Exercise goal:
In the entries below, count the lines holding "продавца". Reply with the number only.

[Raw records]
——————
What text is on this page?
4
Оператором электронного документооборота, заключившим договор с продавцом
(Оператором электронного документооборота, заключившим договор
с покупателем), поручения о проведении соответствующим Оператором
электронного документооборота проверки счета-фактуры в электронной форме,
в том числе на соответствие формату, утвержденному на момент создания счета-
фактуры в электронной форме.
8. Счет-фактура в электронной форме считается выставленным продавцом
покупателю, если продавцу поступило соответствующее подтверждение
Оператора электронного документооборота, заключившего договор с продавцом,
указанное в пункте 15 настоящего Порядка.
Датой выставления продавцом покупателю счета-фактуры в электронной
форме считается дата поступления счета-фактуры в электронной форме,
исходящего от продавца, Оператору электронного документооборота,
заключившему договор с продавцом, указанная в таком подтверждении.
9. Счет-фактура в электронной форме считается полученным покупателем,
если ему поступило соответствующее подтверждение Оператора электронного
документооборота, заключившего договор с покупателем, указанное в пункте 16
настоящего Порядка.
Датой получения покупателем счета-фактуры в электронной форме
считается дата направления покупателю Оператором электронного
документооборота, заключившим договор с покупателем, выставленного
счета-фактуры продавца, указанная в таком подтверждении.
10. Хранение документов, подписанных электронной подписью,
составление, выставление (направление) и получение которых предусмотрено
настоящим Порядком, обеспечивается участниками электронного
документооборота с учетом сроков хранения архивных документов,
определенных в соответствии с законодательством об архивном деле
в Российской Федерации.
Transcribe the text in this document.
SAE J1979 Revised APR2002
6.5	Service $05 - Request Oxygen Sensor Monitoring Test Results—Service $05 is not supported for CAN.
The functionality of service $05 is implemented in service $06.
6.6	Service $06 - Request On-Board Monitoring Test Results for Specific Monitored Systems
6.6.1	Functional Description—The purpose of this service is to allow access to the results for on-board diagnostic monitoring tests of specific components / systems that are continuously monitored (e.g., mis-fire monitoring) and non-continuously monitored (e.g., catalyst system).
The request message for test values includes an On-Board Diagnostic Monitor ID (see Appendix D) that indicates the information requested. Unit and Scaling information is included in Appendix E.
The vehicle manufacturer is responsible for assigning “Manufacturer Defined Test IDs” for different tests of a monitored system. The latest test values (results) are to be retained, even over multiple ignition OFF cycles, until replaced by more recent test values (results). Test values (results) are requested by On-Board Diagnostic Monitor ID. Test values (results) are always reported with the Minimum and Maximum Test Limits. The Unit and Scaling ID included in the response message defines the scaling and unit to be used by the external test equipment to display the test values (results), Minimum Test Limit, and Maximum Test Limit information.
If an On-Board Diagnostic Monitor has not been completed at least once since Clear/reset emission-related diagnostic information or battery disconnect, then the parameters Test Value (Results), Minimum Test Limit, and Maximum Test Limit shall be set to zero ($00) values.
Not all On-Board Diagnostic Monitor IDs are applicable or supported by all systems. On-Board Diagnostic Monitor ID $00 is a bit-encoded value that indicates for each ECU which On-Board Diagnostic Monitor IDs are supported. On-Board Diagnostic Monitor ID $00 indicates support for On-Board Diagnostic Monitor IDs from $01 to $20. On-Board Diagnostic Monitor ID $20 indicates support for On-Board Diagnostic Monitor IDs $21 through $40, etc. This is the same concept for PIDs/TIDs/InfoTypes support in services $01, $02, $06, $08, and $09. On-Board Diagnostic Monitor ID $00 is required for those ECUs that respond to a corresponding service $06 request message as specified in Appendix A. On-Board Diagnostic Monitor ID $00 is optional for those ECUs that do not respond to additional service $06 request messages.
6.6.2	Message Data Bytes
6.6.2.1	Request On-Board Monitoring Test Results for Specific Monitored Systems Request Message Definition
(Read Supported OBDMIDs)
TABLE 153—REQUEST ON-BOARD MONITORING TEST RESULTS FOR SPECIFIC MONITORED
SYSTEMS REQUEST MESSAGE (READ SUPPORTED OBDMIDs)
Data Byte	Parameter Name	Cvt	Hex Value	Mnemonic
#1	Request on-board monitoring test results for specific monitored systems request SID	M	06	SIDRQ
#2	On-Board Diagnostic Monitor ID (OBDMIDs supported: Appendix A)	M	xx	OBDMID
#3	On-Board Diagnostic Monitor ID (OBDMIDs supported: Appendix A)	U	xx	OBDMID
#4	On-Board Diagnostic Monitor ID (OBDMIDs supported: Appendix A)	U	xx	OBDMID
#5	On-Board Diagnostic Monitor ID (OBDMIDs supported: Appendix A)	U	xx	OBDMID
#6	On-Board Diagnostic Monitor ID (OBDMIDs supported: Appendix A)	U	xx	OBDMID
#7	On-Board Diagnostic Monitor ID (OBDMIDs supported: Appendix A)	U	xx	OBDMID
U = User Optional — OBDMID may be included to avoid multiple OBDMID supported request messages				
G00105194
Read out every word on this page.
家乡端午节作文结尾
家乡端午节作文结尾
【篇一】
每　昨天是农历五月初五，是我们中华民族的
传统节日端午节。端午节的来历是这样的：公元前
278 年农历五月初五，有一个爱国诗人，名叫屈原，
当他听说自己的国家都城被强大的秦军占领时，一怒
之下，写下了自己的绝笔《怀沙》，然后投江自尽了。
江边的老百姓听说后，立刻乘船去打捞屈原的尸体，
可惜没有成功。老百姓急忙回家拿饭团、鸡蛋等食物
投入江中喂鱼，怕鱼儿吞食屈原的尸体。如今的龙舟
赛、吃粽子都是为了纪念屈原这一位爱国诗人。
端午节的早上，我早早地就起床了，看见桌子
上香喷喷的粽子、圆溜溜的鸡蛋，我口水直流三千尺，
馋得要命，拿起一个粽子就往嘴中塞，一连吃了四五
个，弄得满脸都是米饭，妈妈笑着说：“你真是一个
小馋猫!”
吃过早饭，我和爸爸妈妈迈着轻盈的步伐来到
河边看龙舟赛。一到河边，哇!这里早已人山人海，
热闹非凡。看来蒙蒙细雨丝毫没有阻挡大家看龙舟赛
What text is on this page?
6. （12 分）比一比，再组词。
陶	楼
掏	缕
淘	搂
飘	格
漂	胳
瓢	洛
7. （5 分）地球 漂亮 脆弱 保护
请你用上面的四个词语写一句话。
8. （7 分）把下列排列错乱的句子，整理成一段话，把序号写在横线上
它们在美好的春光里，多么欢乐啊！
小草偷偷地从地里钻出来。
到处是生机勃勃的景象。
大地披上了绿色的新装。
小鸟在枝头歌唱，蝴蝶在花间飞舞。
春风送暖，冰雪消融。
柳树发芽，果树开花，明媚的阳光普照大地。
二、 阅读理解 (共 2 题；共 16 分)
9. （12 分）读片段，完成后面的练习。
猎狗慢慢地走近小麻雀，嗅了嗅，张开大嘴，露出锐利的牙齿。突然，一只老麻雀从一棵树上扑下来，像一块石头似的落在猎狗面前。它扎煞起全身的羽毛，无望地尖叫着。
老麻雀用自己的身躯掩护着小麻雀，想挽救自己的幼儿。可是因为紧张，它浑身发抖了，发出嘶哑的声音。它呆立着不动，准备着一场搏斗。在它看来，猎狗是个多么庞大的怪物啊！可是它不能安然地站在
——————
Solution to the problem:
2